++++ RECORDED INFORMATION ++++
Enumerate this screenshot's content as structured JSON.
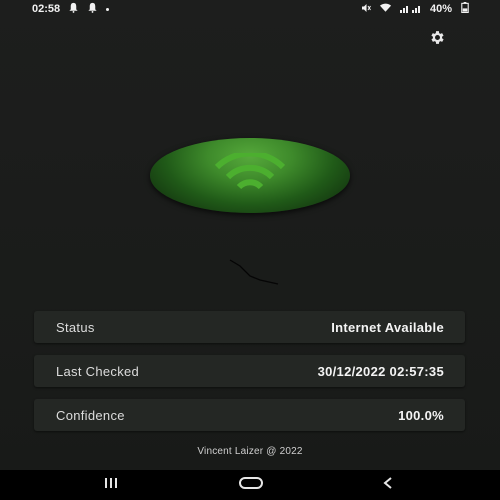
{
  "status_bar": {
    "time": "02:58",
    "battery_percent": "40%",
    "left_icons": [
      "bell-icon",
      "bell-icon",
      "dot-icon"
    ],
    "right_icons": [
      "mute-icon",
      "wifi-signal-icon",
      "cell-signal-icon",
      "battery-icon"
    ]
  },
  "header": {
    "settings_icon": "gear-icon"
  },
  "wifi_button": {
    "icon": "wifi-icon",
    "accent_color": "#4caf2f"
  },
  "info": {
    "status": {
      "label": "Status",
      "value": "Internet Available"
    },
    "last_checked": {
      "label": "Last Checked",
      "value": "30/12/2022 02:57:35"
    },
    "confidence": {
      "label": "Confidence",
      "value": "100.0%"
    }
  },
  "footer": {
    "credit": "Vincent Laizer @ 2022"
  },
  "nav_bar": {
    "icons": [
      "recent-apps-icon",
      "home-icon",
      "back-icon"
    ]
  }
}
++++
## AIM OF THE EXERCISE
Set down the material above as is, without any pictures.

## WORKED SOLUTION
Enumerate this screenshot's content as structured JSON.
{
  "status_bar": {
    "time": "02:58",
    "battery_percent": "40%",
    "left_icons": [
      "bell-icon",
      "bell-icon",
      "dot-icon"
    ],
    "right_icons": [
      "mute-icon",
      "wifi-signal-icon",
      "cell-signal-icon",
      "battery-icon"
    ]
  },
  "header": {
    "settings_icon": "gear-icon"
  },
  "wifi_button": {
    "icon": "wifi-icon",
    "accent_color": "#4caf2f"
  },
  "info": {
    "status": {
      "label": "Status",
      "value": "Internet Available"
    },
    "last_checked": {
      "label": "Last Checked",
      "value": "30/12/2022 02:57:35"
    },
    "confidence": {
      "label": "Confidence",
      "value": "100.0%"
    }
  },
  "footer": {
    "credit": "Vincent Laizer @ 2022"
  },
  "nav_bar": {
    "icons": [
      "recent-apps-icon",
      "home-icon",
      "back-icon"
    ]
  }
}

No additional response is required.